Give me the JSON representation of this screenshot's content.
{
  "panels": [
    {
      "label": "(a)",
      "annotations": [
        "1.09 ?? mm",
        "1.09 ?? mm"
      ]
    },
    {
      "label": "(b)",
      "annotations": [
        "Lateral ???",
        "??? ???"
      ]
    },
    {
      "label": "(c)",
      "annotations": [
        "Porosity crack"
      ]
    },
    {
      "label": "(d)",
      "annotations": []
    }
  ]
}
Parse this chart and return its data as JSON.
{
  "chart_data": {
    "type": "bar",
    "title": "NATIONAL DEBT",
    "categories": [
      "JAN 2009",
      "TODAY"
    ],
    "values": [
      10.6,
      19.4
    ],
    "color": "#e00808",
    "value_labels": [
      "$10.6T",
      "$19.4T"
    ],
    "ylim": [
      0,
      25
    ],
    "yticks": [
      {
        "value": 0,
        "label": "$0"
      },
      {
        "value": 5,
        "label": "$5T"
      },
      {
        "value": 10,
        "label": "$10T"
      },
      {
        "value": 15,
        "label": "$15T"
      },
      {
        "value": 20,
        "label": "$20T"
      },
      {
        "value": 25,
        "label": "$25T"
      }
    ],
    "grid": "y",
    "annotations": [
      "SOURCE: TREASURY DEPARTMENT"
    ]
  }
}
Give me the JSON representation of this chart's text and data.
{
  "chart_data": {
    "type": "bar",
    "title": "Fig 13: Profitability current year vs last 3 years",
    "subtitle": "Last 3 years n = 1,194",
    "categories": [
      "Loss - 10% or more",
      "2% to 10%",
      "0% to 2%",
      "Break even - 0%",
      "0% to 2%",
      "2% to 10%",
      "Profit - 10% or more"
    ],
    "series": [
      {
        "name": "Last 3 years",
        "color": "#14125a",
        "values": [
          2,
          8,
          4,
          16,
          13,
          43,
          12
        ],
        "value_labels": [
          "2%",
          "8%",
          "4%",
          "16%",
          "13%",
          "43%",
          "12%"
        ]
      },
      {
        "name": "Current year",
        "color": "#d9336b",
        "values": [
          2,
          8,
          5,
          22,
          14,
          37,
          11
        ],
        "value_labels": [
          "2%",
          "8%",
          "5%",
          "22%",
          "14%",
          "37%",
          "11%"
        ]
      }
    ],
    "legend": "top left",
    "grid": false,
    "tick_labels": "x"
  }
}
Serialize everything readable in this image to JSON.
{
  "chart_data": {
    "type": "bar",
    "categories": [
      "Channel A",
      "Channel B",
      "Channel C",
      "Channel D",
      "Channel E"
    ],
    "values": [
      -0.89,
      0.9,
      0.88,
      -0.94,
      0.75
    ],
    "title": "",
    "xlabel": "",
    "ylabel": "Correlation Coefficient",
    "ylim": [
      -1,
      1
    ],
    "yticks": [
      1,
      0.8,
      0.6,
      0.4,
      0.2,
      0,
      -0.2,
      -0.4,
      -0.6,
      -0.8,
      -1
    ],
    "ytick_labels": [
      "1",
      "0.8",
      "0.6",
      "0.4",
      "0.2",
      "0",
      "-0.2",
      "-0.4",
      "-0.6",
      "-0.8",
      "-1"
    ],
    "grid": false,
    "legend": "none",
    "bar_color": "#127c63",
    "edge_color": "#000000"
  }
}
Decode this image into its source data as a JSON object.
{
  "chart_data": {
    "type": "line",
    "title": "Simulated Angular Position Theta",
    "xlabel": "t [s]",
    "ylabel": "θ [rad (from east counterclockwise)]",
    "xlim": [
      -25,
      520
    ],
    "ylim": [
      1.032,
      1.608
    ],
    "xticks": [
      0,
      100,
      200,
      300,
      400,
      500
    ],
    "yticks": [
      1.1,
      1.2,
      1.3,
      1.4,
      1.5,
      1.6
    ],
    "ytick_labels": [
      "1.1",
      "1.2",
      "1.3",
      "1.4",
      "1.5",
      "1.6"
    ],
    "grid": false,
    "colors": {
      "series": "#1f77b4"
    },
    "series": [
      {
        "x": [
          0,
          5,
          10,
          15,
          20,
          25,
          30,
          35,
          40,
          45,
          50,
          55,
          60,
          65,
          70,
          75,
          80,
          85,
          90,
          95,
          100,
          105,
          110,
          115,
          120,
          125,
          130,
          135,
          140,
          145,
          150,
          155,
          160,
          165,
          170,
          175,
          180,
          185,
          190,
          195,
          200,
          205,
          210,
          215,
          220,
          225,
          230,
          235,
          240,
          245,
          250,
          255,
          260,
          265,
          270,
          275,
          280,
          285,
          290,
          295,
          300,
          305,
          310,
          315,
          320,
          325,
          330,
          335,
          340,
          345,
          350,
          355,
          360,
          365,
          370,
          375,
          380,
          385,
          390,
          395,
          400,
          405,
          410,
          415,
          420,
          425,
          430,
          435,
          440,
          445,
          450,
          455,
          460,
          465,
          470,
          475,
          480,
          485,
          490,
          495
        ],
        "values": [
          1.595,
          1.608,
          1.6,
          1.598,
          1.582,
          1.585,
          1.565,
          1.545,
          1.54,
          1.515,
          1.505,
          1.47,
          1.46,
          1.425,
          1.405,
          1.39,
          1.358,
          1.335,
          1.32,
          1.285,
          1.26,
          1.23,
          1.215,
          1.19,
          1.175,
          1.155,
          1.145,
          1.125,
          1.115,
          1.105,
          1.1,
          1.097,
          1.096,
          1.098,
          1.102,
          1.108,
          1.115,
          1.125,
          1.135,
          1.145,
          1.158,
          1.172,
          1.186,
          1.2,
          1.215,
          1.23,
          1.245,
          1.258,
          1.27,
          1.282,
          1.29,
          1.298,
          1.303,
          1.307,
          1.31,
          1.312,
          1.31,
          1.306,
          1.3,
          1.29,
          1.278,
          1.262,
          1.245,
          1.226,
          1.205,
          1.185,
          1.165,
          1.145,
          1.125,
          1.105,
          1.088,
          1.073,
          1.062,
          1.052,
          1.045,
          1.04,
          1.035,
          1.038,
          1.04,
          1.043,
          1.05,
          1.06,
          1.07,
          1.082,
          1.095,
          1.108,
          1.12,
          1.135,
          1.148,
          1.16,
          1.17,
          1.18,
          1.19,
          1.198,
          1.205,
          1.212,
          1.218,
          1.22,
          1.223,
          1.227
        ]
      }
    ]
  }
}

──────

## What you will do
Tally the lines above containing "representation". Answer with the count only.

## The response
2